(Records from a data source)
■ ■ ■ ■ ■

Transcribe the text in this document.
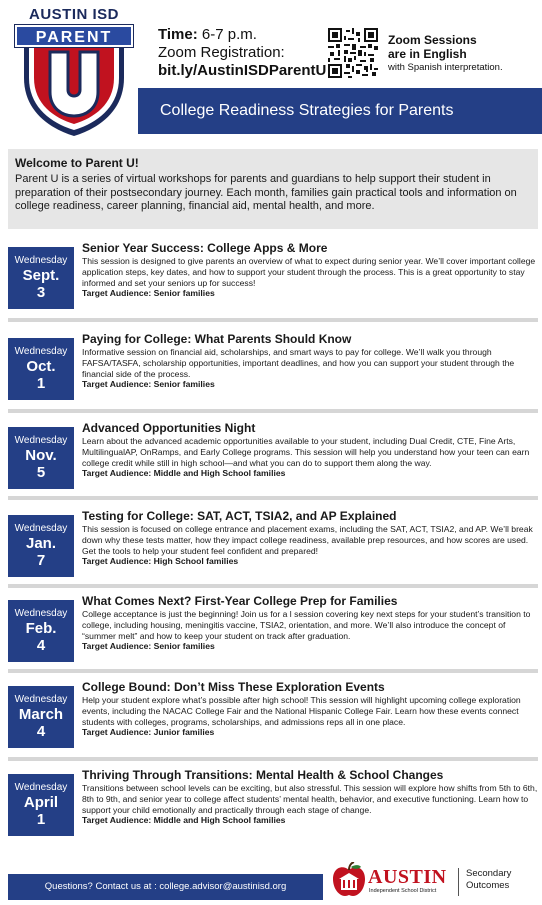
AUSTIN ISD
PARENT	Time: 6-7 p.m.
Zoom Registration:
bit.ly/AustinISDParentU
Zoom Sessions
are in English
with Spanish interpretation.
College Readiness Strategies for Parents
Welcome to Parent U!
Parent U is a series of virtual workshops for parents and guardians to help support their student in preparation of their postsecondary journey. Each month, families gain practical tools and information on college readiness, career planning, financial aid, mental health, and more.
Wednesday
Sept.
3
Senior Year Success: College Apps & More
This session is designed to give parents an overview of what to expect during senior year. We’ll cover important college application steps, key dates, and how to support your student through the process. This is a great opportunity to stay informed and set your seniors up for success!
Target Audience: Senior families
Wednesday
Oct.
1
Paying for College: What Parents Should Know
Informative session on financial aid, scholarships, and smart ways to pay for college. We’ll walk you through FAFSA/TASFA, scholarship opportunities, important deadlines, and how you can support your student through the financial side of the process.
Target Audience: Senior families
Wednesday
Nov.
5
Advanced Opportunities Night
Learn about the advanced academic opportunities available to your student, including Dual Credit, CTE, Fine Arts, MultilingualAP, OnRamps, and Early College programs. This session will help you understand how your teen can earn college credit while still in high school—and what you can do to support them along the way.
Target Audience: Middle and High School families
Wednesday
Jan.
7
Testing for College: SAT, ACT, TSIA2, and AP Explained
This session is focused on college entrance and placement exams, including the SAT, ACT, TSIA2, and AP. We’ll break down why these tests matter, how they impact college readiness, available prep resources, and how scores are used. Get the tools to help your student feel confident and prepared!
Target Audience: High School families
Wednesday
Feb.
4
What Comes Next? First-Year College Prep for Families
College acceptance is just the beginning! Join us for a l session covering key next steps for your student’s transition to college, including housing, meningitis vaccine, TSIA2, orientation, and more. We’ll also introduce the concept of “summer melt” and how to keep your student on track after graduation.
Target Audience: Senior families
Wednesday
March
4
College Bound: Don’t Miss These Exploration Events
Help your student explore what’s possible after high school! This session will highlight upcoming college exploration events, including the NACAC College Fair and the National Hispanic College Fair. Learn how these events connect students with colleges, programs, scholarships, and admissions reps all in one place.
Target Audience: Junior families
Wednesday
April
1
Thriving Through Transitions: Mental Health & School Changes
Transitions between school levels can be exciting, but also stressful. This session will explore how shifts from 5th to 6th, 8th to 9th, and senior year to college affect students’ mental health, behavior, and executive functioning. Learn how to support your child emotionally and practically through each stage of change.
Target Audience: Middle and High School families
Questions? Contact us at : college.advisor@austinisd.org	AUSTIN
Independent School District
Secondary
Outcomes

■ ■ ■ ■ ■

• [Work to complete] Only the number is wanted: count the lines of the records that hold the word "with".

• [Full response] 2